> [Exercise] Copy every line of the records below where the word "right" occurs.

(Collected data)

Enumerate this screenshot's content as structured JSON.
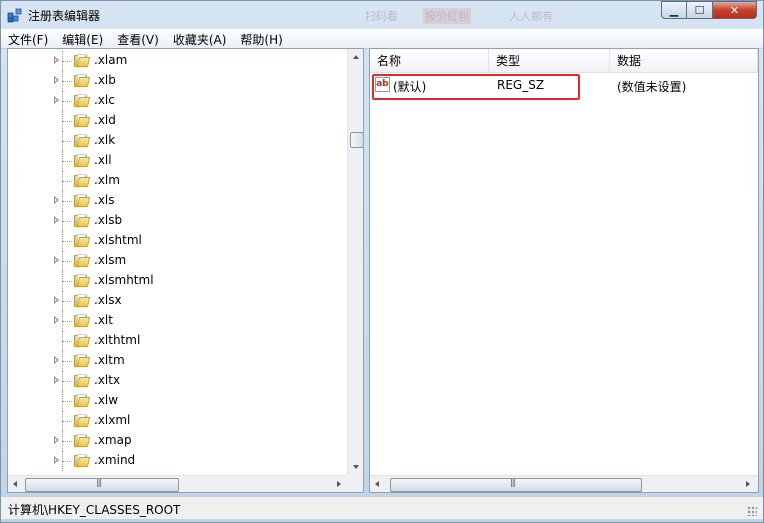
{
  "window": {
    "title": "注册表编辑器"
  },
  "title_ghost": {
    "left": "扫码看",
    "middle": "报价红包",
    "right": "人人都有"
  },
  "caption_buttons": {
    "min": "▁",
    "max": "☐",
    "close": "✕"
  },
  "menu": [
    {
      "label": "文件(F)"
    },
    {
      "label": "编辑(E)"
    },
    {
      "label": "查看(V)"
    },
    {
      "label": "收藏夹(A)"
    },
    {
      "label": "帮助(H)"
    }
  ],
  "tree": {
    "items": [
      {
        "label": ".xlam",
        "expandable": true
      },
      {
        "label": ".xlb",
        "expandable": true
      },
      {
        "label": ".xlc",
        "expandable": true
      },
      {
        "label": ".xld",
        "expandable": false
      },
      {
        "label": ".xlk",
        "expandable": false
      },
      {
        "label": ".xll",
        "expandable": false
      },
      {
        "label": ".xlm",
        "expandable": false
      },
      {
        "label": ".xls",
        "expandable": true
      },
      {
        "label": ".xlsb",
        "expandable": true
      },
      {
        "label": ".xlshtml",
        "expandable": false
      },
      {
        "label": ".xlsm",
        "expandable": true
      },
      {
        "label": ".xlsmhtml",
        "expandable": false
      },
      {
        "label": ".xlsx",
        "expandable": true
      },
      {
        "label": ".xlt",
        "expandable": true
      },
      {
        "label": ".xlthtml",
        "expandable": false
      },
      {
        "label": ".xltm",
        "expandable": true
      },
      {
        "label": ".xltx",
        "expandable": true
      },
      {
        "label": ".xlw",
        "expandable": false
      },
      {
        "label": ".xlxml",
        "expandable": false
      },
      {
        "label": ".xmap",
        "expandable": true
      },
      {
        "label": ".xmind",
        "expandable": true
      }
    ]
  },
  "values_table": {
    "columns": [
      "名称",
      "类型",
      "数据"
    ],
    "rows": [
      {
        "name": "(默认)",
        "type": "REG_SZ",
        "data": "(数值未设置)",
        "icon": "ab"
      }
    ]
  },
  "scrollbar_grip": "|||",
  "status": {
    "path": "计算机\\HKEY_CLASSES_ROOT"
  },
  "colors": {
    "highlight": "#e02b2b",
    "folder": "#edc451",
    "frame": "#c2d3e7"
  }
}
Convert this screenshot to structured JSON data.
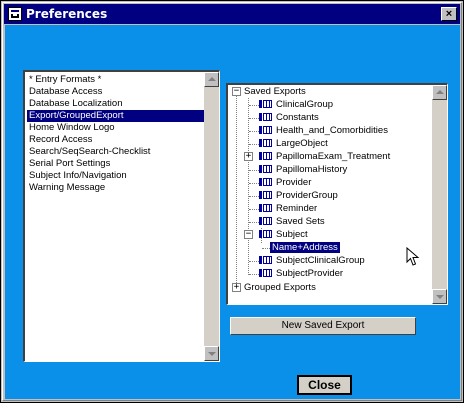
{
  "window": {
    "title": "Preferences",
    "close_glyph": "×"
  },
  "left_list": {
    "items": [
      "* Entry Formats *",
      "Database Access",
      "Database Localization",
      "Export/GroupedExport",
      "Home Window Logo",
      "Record Access",
      "Search/SeqSearch-Checklist",
      "Serial Port Settings",
      "Subject Info/Navigation",
      "Warning Message"
    ],
    "selected_index": 3
  },
  "tree": {
    "saved_exports": "Saved Exports",
    "grouped_exports": "Grouped Exports",
    "children": [
      "ClinicalGroup",
      "Constants",
      "Health_and_Comorbidities",
      "LargeObject",
      "PapillomaExam_Treatment",
      "PapillomaHistory",
      "Provider",
      "ProviderGroup",
      "Reminder",
      "Saved Sets",
      "Subject",
      "SubjectClinicalGroup",
      "SubjectProvider"
    ],
    "subject_child": "Name+Address",
    "expand_glyph": "+",
    "collapse_glyph": "−"
  },
  "buttons": {
    "new_saved_export": "New Saved Export",
    "close": "Close"
  },
  "colors": {
    "client_bg": "#0a90e8",
    "titlebar": "#000080",
    "selection": "#000080"
  },
  "icons": [
    "app-icon",
    "close-icon",
    "doc-icon",
    "mouse-pointer-icon"
  ]
}
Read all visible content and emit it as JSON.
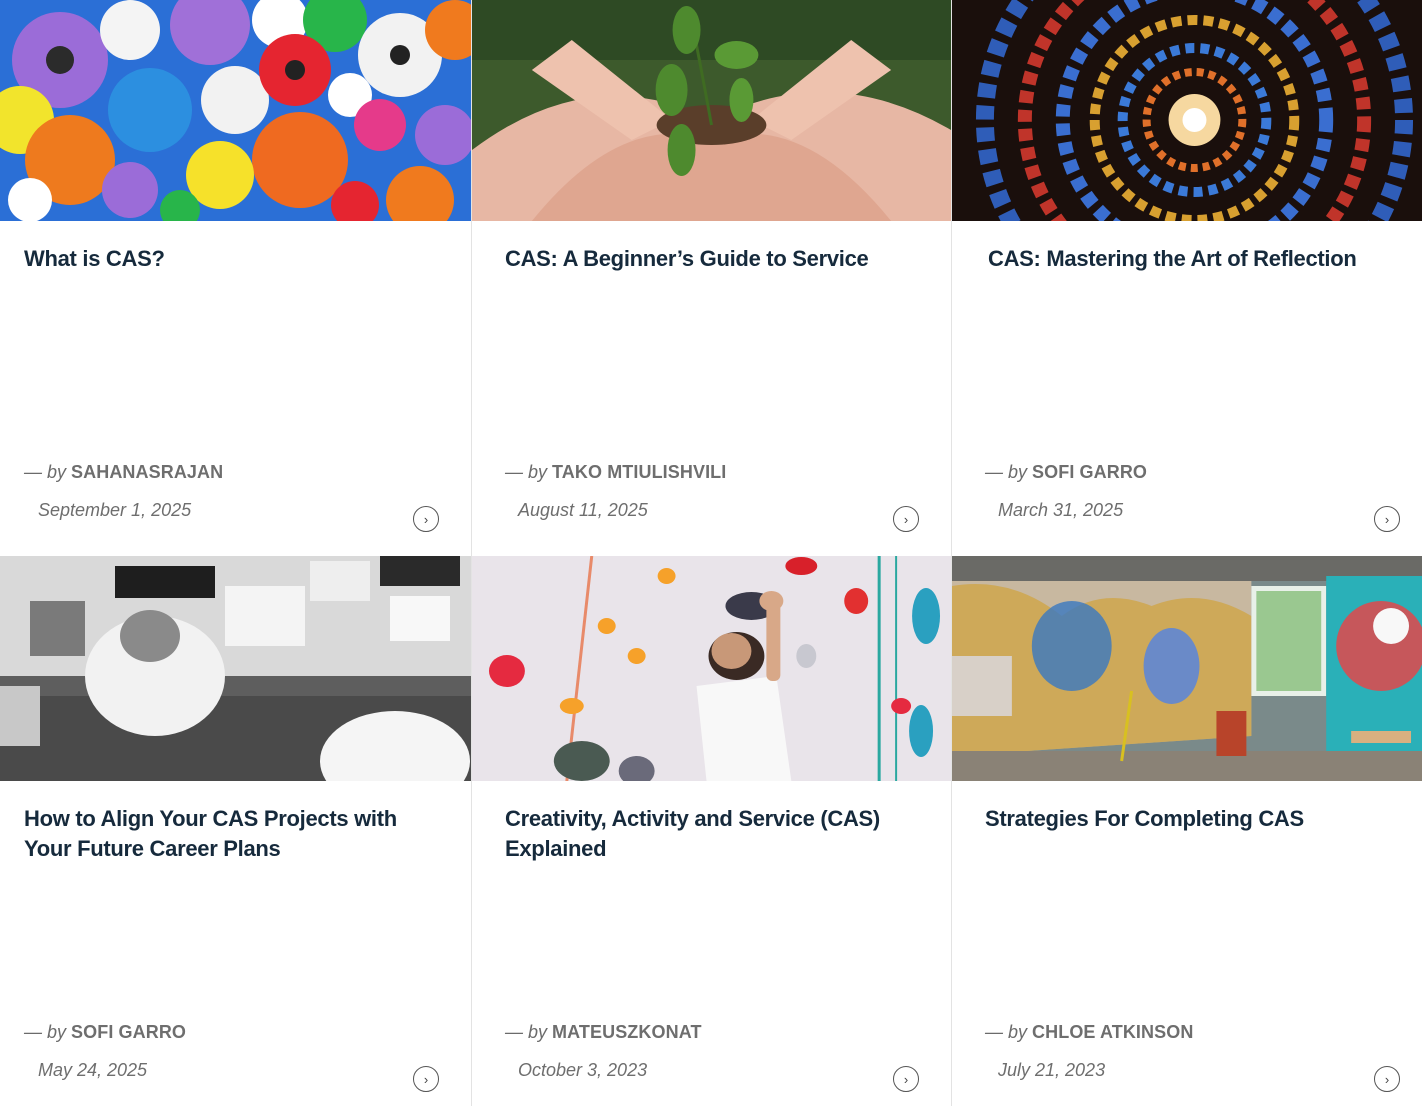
{
  "posts": [
    {
      "title": "What is CAS?",
      "by": "— by",
      "author": "SAHANASRAJAN",
      "date": "September 1, 2025",
      "image": "colorful-gears"
    },
    {
      "title": "CAS: A Beginner’s Guide to Service",
      "by": "— by",
      "author": "TAKO MTIULISHVILI",
      "date": "August 11, 2025",
      "image": "hands-holding-plant"
    },
    {
      "title": "CAS: Mastering the Art of Reflection",
      "by": "— by",
      "author": "SOFI GARRO",
      "date": "March 31, 2025",
      "image": "stained-glass-spiral"
    },
    {
      "title": "How to Align Your CAS Projects with Your Future Career Plans",
      "by": "— by",
      "author": "SOFI GARRO",
      "date": "May 24, 2025",
      "image": "office-desk-overhead"
    },
    {
      "title": "Creativity, Activity and Service (CAS) Explained",
      "by": "— by",
      "author": "MATEUSZKONAT",
      "date": "October 3, 2023",
      "image": "climbing-wall"
    },
    {
      "title": "Strategies For Completing CAS",
      "by": "— by",
      "author": "CHLOE ATKINSON",
      "date": "July 21, 2023",
      "image": "graffiti-studio"
    }
  ],
  "arrow_icon": "chevron-right-circle-icon"
}
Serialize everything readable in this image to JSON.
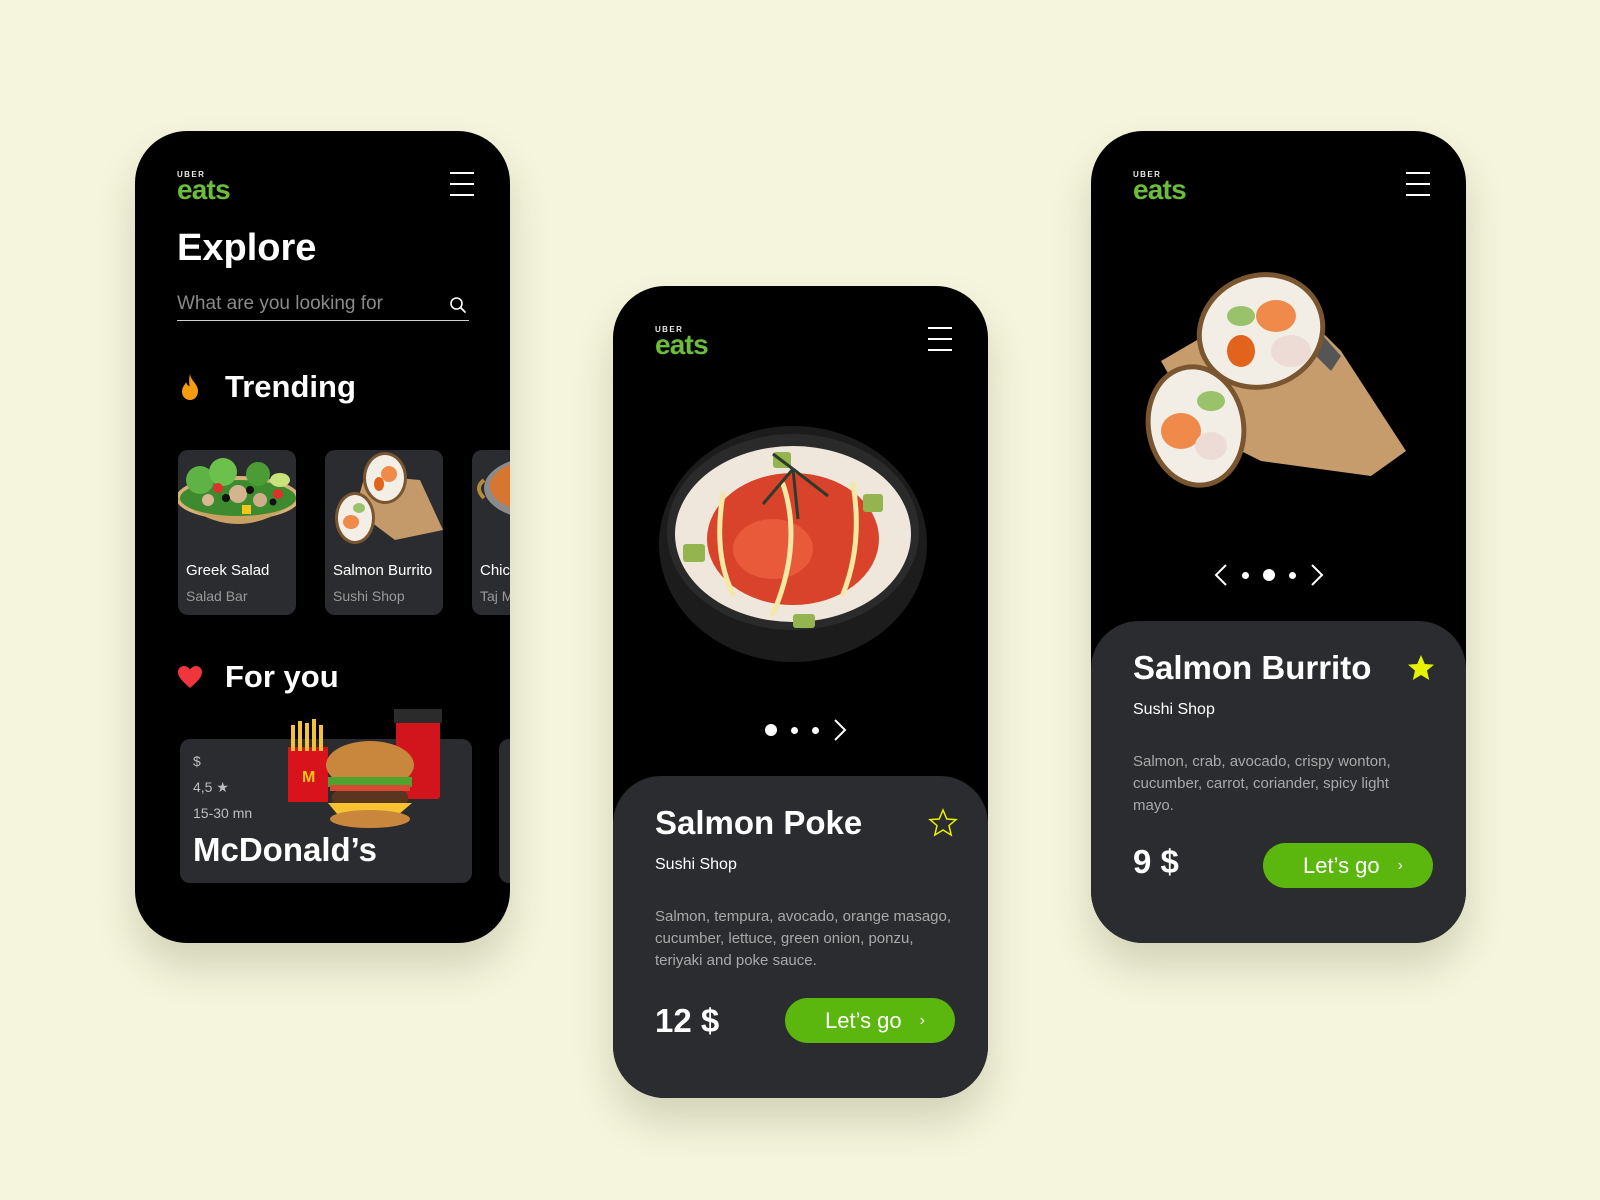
{
  "brand": {
    "uber": "UBER",
    "eats": "eats",
    "accent_color": "#6cbd3c"
  },
  "colors": {
    "background": "#f4f5dc",
    "phone": "#000000",
    "card": "#2b2c2f",
    "button": "#5bb60d",
    "star": "#e6f200",
    "flame": "#f39c12",
    "heart": "#f0353d"
  },
  "explore": {
    "title": "Explore",
    "search": {
      "placeholder": "What are you looking for",
      "value": ""
    },
    "trending": {
      "label": "Trending",
      "icon": "flame-icon",
      "items": [
        {
          "name": "Greek Salad",
          "shop": "Salad Bar"
        },
        {
          "name": "Salmon Burrito",
          "shop": "Sushi Shop"
        },
        {
          "name": "Chicken Curry",
          "shop": "Taj Mahal"
        }
      ]
    },
    "for_you": {
      "label": "For you",
      "icon": "heart-icon",
      "items": [
        {
          "price_level": "$",
          "rating": "4,5 ★",
          "delivery_time": "15-30 mn",
          "name": "McDonald’s"
        }
      ]
    }
  },
  "poke": {
    "name": "Salmon Poke",
    "shop": "Sushi Shop",
    "description": "Salmon, tempura, avocado, orange masago, cucumber, lettuce, green onion, ponzu, teriyaki and poke sauce.",
    "price": "12 $",
    "cta": "Let’s go",
    "favorited": false,
    "carousel": {
      "count": 3,
      "active": 1
    }
  },
  "burrito": {
    "name": "Salmon Burrito",
    "shop": "Sushi Shop",
    "description": "Salmon, crab, avocado, crispy wonton, cucumber, carrot, coriander, spicy light mayo.",
    "price": "9 $",
    "cta": "Let’s go",
    "favorited": true,
    "carousel": {
      "count": 3,
      "active": 2
    }
  }
}
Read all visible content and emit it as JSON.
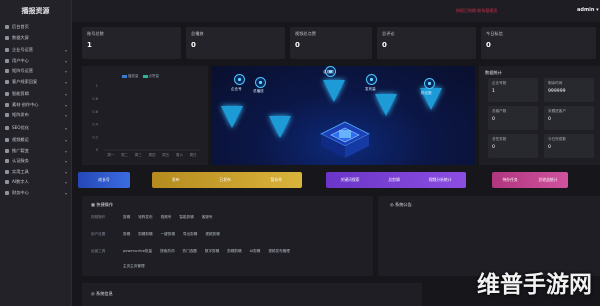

> [Answer in full]
    "right": "人人都有"
  "arrow_icon": "chevron-right-circle-icon"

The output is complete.